**DATASET EXCERPTS**
BEGIN

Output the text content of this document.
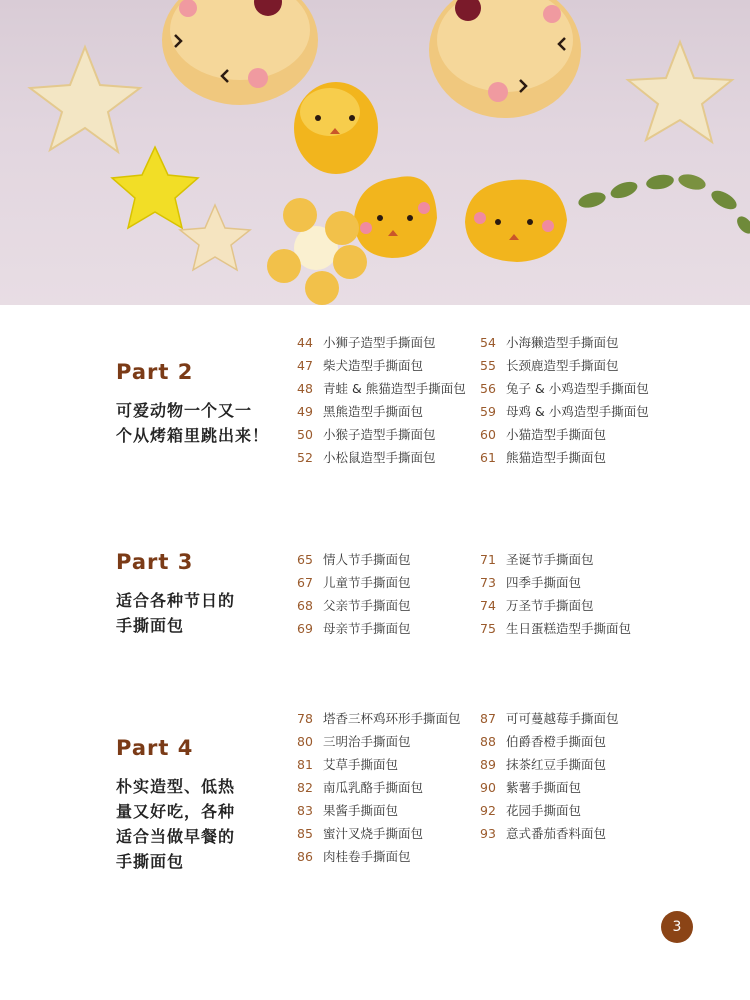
Part 2
可爱动物一个又一
个从烤箱里跳出来！
44 小狮子造型手撕面包
47 柴犬造型手撕面包
48 青蛙 & 熊猫造型手撕面包
49 黑熊造型手撕面包
50 小猴子造型手撕面包
52 小松鼠造型手撕面包
54 小海獭造型手撕面包
55 长颈鹿造型手撕面包
56 兔子 & 小鸡造型手撕面包
59 母鸡 & 小鸡造型手撕面包
60 小猫造型手撕面包
61 熊猫造型手撕面包
Part 3
适合各种节日的
手撕面包
65 情人节手撕面包
67 儿童节手撕面包
68 父亲节手撕面包
69 母亲节手撕面包
71 圣诞节手撕面包
73 四季手撕面包
74 万圣节手撕面包
75 生日蛋糕造型手撕面包
Part 4
朴实造型、低热
量又好吃，各种
适合当做早餐的
手撕面包
78 塔香三杯鸡环形手撕面包
80 三明治手撕面包
81 艾草手撕面包
82 南瓜乳酪手撕面包
83 果酱手撕面包
85 蜜汁叉烧手撕面包
86 肉桂卷手撕面包
87 可可蔓越莓手撕面包
88 伯爵香橙手撕面包
89 抹茶红豆手撕面包
90 紫薯手撕面包
92 花园手撕面包
93 意式番茄香料面包
3
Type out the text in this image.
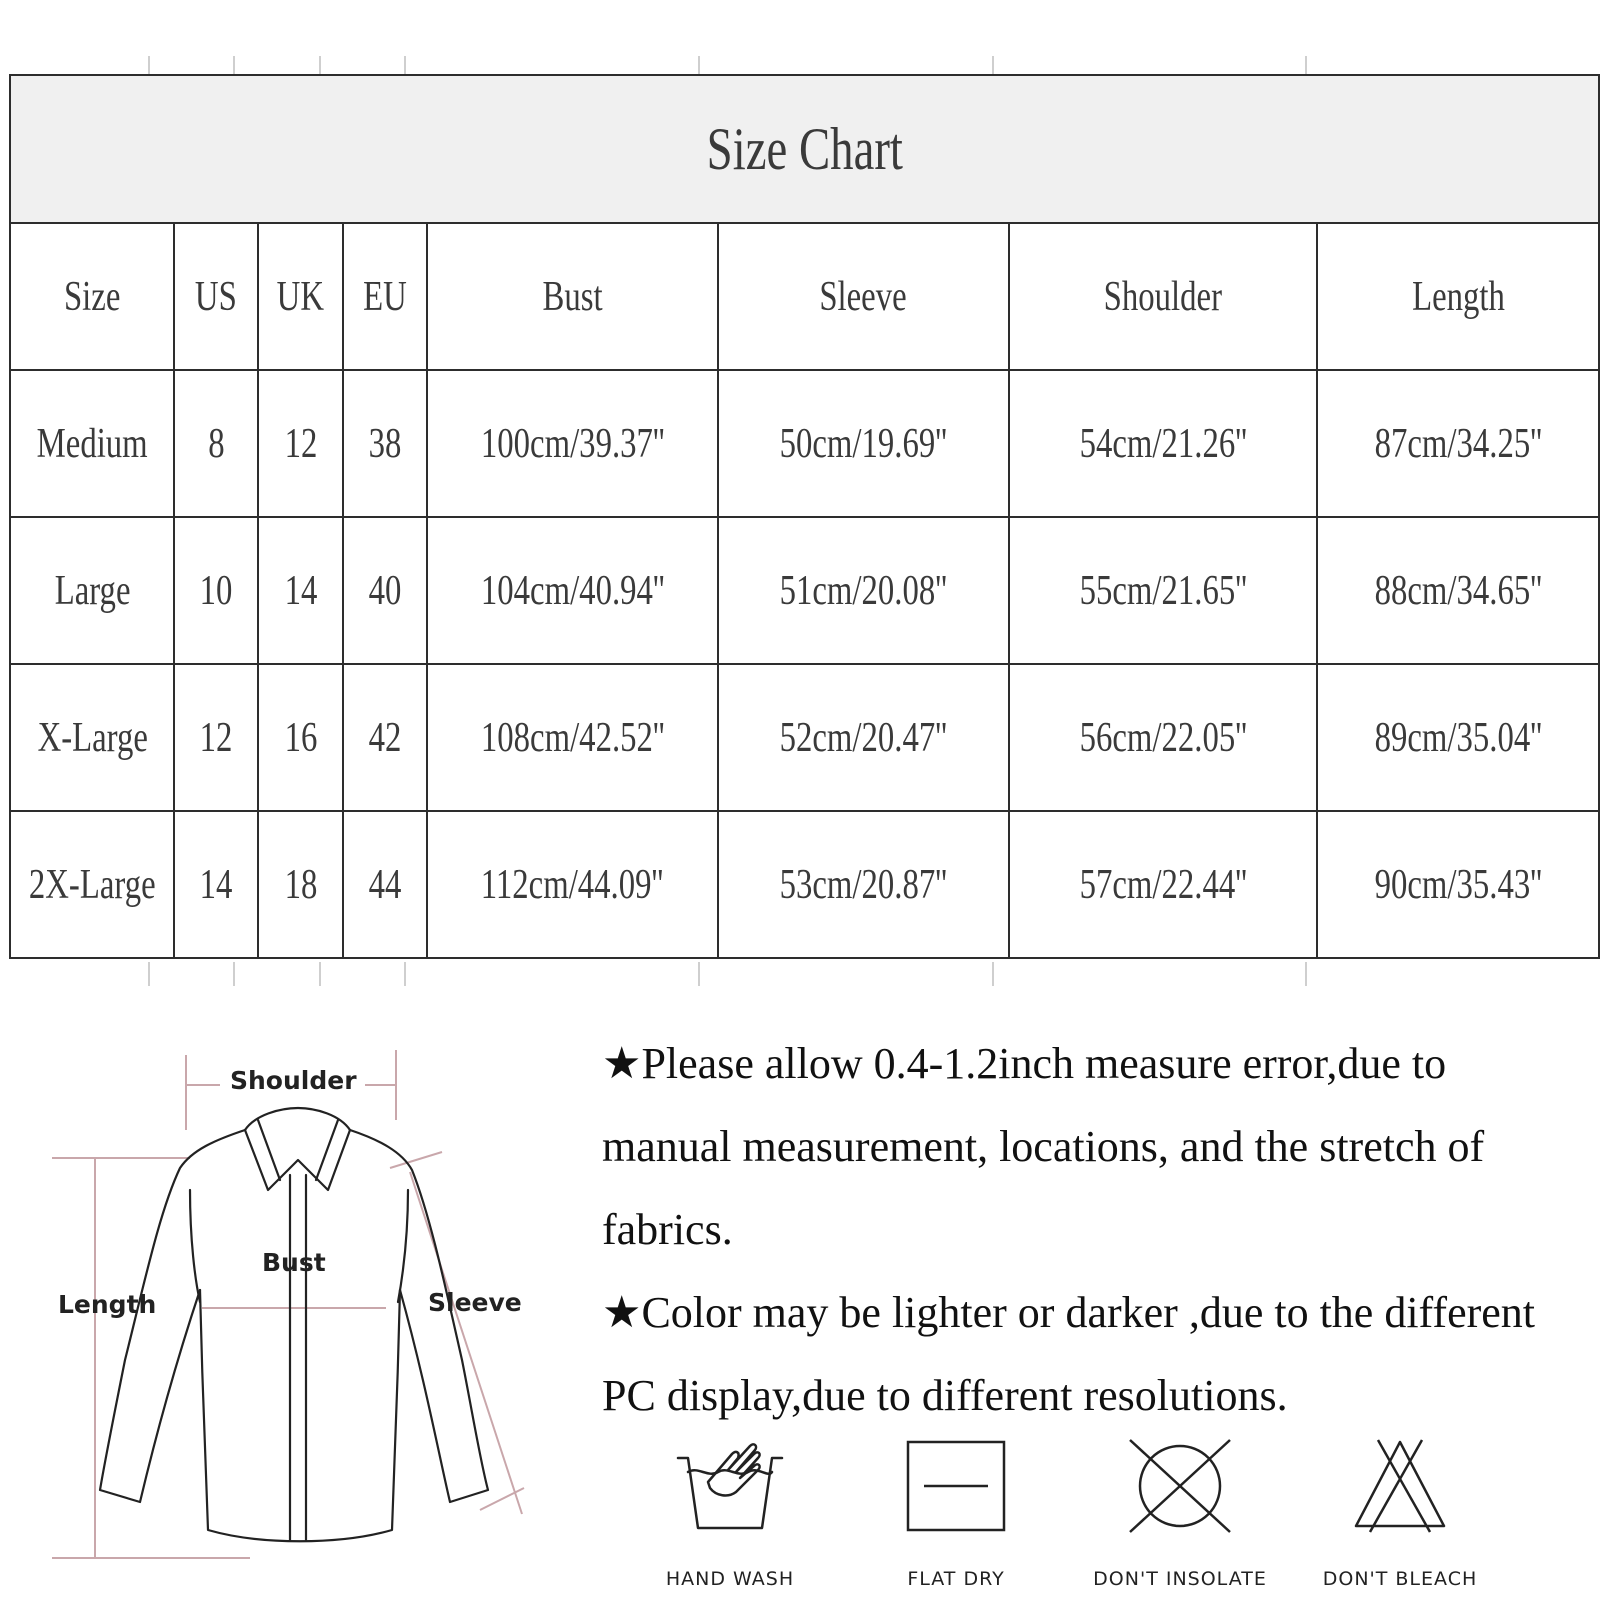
Size Chart							
Size	US	UK	EU	Bust	Sleeve	Shoulder	Length
Medium	8	12	38	100cm/39.37''	50cm/19.69''	54cm/21.26''	87cm/34.25''
Large	10	14	40	104cm/40.94''	51cm/20.08''	55cm/21.65''	88cm/34.65''
X-Large	12	16	42	108cm/42.52''	52cm/20.47''	56cm/22.05''	89cm/35.04''
2X-Large	14	18	44	112cm/44.09''	53cm/20.87''	57cm/22.44''	90cm/35.43''
Shoulder
Bust
Length	Sleeve

★Please allow 0.4-1.2inch measure error,due to manual measurement, locations, and the stretch of fabrics.

★Color may be lighter or darker ,due to the different PC display,due to different resolutions.

HAND WASH	FLAT DRY	DON'T INSOLATE	DON'T BLEACH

END

**GOAL**
Look for lines containing the string "Length" and copy them all.

**CORRECT ANSWER**
Size	US	UK	EU	Bust	Sleeve	Shoulder	Length
Length	Sleeve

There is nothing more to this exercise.